## Dataset rows
····················
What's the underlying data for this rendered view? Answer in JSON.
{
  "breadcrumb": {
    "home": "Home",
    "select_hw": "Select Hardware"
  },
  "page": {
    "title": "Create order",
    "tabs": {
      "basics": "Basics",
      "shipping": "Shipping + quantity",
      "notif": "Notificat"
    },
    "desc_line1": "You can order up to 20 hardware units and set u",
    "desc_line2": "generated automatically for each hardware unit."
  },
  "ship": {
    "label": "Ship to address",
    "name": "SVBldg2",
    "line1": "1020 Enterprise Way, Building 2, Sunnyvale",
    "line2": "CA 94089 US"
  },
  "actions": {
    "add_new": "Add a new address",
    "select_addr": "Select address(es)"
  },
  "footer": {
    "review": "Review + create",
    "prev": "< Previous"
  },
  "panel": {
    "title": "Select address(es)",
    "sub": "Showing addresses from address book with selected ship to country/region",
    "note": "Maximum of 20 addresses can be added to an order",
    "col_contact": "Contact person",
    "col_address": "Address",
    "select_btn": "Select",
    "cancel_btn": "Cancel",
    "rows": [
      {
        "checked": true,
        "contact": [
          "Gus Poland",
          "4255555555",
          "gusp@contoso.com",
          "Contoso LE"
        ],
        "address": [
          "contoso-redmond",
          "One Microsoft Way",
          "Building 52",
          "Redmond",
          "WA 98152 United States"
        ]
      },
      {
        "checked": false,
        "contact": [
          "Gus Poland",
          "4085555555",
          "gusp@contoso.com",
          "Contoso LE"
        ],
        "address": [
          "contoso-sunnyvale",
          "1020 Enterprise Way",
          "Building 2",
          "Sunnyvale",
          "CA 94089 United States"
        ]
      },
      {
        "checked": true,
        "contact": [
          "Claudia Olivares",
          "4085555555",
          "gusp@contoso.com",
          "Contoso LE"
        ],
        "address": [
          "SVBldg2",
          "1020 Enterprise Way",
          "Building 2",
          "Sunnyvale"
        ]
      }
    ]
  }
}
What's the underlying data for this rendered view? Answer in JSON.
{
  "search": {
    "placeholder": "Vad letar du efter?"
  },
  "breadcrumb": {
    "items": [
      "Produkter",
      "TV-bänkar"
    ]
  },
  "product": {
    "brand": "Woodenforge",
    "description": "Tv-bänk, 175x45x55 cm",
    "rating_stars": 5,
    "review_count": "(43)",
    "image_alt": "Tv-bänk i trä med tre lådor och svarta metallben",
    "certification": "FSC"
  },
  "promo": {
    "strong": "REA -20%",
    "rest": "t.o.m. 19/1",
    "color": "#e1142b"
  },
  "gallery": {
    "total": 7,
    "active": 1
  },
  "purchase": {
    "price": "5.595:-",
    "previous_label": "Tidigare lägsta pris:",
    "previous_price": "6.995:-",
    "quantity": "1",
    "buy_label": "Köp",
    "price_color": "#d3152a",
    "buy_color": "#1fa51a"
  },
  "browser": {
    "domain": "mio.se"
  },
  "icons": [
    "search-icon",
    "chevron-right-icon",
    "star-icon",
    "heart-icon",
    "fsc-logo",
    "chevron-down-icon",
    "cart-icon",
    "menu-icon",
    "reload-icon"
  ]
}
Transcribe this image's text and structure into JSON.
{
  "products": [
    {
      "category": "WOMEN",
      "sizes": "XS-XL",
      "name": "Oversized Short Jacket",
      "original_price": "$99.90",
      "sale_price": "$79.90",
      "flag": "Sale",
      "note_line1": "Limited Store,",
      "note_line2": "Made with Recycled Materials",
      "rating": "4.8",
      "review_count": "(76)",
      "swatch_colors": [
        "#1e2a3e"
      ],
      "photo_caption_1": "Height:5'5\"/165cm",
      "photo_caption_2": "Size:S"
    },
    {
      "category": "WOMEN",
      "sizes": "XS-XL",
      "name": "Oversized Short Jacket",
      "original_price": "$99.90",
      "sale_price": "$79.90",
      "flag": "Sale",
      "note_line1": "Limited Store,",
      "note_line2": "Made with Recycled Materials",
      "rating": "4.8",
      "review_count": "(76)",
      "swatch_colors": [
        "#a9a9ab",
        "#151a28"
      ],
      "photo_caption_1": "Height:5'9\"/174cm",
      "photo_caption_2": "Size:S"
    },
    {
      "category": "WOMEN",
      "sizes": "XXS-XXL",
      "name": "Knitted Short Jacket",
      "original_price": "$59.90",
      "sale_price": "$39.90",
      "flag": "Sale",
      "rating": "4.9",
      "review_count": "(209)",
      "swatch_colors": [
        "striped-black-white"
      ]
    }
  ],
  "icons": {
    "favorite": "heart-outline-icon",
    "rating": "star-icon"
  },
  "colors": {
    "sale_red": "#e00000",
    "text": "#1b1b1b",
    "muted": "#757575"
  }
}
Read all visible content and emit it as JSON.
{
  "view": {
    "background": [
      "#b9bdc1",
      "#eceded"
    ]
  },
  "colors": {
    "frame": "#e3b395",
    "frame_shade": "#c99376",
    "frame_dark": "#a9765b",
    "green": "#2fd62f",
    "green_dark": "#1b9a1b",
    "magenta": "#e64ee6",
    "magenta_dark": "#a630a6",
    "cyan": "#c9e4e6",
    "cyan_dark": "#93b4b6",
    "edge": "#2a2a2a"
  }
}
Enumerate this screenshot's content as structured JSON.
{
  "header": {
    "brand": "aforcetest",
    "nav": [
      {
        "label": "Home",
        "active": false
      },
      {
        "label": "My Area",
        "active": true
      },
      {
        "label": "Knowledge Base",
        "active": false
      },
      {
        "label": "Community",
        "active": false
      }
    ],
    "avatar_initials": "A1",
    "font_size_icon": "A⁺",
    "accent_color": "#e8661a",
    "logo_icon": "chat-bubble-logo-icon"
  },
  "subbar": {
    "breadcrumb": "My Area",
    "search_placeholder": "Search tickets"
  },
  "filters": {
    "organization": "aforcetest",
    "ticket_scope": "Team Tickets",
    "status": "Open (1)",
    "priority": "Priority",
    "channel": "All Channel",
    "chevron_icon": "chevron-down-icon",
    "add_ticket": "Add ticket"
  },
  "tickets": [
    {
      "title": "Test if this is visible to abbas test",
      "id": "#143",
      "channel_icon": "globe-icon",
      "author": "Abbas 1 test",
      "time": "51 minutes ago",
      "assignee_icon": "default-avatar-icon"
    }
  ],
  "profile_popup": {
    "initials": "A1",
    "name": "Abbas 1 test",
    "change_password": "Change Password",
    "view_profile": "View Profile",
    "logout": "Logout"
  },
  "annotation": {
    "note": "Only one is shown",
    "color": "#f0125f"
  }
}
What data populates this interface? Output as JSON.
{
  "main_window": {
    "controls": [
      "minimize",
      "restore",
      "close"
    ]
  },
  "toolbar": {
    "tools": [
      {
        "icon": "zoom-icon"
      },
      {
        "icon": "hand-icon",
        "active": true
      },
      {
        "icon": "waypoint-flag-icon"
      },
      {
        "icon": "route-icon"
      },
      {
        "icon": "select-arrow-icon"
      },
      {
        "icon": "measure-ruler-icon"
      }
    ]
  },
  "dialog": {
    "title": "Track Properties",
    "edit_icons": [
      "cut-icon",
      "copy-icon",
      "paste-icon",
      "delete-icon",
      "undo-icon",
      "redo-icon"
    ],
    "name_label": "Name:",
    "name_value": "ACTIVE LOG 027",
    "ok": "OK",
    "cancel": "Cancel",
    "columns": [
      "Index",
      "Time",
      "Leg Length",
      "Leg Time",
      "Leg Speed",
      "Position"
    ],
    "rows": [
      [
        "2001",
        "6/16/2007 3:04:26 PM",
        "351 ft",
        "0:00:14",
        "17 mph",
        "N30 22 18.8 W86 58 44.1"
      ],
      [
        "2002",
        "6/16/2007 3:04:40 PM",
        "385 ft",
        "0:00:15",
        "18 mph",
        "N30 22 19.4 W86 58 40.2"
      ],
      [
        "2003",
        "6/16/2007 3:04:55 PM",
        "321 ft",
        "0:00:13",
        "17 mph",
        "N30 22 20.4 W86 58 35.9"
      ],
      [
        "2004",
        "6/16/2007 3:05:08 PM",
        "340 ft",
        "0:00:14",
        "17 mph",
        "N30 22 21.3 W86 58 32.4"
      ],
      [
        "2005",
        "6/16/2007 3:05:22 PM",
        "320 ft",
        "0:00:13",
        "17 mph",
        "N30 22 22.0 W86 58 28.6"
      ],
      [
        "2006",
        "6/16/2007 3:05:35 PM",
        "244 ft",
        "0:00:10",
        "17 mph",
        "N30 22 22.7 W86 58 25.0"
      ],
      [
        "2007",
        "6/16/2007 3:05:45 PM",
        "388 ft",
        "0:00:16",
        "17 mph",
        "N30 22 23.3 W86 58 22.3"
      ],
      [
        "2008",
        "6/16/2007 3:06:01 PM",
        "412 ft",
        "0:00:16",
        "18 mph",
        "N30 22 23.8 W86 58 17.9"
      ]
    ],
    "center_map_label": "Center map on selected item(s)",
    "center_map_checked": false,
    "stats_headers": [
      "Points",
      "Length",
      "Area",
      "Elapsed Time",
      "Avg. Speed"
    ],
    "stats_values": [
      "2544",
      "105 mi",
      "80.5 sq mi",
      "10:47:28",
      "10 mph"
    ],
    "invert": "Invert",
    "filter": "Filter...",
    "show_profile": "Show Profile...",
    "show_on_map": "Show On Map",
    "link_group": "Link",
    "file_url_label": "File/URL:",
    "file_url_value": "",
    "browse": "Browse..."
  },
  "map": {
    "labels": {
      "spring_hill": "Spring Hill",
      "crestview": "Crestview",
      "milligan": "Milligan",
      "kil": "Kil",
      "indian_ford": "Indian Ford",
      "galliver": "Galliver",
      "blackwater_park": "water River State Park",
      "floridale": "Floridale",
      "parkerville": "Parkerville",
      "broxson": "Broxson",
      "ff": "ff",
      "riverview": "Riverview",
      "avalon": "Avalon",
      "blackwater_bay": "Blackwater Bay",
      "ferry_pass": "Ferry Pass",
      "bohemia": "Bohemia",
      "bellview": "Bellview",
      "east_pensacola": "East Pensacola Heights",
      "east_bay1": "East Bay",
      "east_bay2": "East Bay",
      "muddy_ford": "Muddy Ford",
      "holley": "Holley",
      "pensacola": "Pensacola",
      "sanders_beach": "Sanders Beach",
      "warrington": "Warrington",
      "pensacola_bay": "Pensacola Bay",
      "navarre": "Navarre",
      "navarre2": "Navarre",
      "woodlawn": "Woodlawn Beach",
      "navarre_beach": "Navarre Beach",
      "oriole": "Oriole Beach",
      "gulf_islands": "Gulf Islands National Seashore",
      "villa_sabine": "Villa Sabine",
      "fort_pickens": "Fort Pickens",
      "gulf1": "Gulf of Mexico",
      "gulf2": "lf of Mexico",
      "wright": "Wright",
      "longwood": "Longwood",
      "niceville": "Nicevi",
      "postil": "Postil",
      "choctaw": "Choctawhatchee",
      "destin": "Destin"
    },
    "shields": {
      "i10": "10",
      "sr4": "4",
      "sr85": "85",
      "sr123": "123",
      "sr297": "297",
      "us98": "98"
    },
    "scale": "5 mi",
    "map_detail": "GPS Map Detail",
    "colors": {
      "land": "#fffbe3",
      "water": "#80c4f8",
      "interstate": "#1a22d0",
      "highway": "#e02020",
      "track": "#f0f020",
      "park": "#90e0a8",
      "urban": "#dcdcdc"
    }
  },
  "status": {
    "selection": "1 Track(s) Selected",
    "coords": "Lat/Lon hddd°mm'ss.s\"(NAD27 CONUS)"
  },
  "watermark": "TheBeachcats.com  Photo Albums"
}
····················
## Exercise objective
Locate all lines holding the word "United", then copy them out.

## The solution
          "WA 98152 United States"
          "CA 94089 United States"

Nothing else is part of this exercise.